Repeat exactly, and only, the lines from the one holding "Parse this screenshot: output" through the last line of the records below.

(Data excerpts)
# # # #

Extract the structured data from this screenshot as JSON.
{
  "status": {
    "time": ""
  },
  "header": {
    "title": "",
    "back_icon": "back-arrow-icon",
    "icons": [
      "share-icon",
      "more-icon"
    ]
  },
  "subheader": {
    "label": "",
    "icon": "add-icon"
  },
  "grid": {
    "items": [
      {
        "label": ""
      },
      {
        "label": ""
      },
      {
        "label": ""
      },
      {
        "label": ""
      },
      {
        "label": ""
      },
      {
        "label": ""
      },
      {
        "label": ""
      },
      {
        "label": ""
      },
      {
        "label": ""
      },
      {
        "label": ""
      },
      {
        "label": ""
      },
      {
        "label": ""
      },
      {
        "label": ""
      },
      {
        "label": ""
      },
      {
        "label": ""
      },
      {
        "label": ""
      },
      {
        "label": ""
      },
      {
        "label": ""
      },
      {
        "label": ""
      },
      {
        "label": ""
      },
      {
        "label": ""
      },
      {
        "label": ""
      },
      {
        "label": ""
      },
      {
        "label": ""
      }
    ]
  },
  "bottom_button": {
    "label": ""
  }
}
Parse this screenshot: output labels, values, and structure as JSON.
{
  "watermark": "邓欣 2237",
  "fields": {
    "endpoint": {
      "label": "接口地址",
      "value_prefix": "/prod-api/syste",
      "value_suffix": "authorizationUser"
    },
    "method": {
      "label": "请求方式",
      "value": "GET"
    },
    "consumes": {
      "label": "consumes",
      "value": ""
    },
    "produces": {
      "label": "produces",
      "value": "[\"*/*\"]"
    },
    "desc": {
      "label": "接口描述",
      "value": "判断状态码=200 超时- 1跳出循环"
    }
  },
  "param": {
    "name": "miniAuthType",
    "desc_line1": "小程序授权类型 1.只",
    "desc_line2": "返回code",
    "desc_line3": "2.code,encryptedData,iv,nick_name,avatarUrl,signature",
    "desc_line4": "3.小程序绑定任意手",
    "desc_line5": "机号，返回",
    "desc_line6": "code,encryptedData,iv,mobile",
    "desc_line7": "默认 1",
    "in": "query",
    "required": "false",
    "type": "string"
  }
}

# # # #

WORKED ANSWER:
Parse this screenshot: output labels, values, and structure as JSON.
{
  "watermark": "邓欣 2237",
  "fields": {
    "endpoint": {
      "label": "接口地址",
      "value_prefix": "/prod-api/syste",
      "value_suffix": "authorizationUser"
    },
    "method": {
      "label": "请求方式",
      "value": "GET"
    },
    "consumes": {
      "label": "consumes",
      "value": ""
    },
    "produces": {
      "label": "produces",
      "value": "[\"*/*\"]"
    },
    "desc": {
      "label": "接口描述",
      "value": "判断状态码=200 超时- 1跳出循环"
    }
  },
  "param": {
    "name": "miniAuthType",
    "desc_line1": "小程序授权类型 1.只",
    "desc_line2": "返回code",
    "desc_line3": "2.code,encryptedData,iv,nick_name,avatarUrl,signature",
    "desc_line4": "3.小程序绑定任意手",
    "desc_line5": "机号，返回",
    "desc_line6": "code,encryptedData,iv,mobile",
    "desc_line7": "默认 1",
    "in": "query",
    "required": "false",
    "type": "string"
  }
}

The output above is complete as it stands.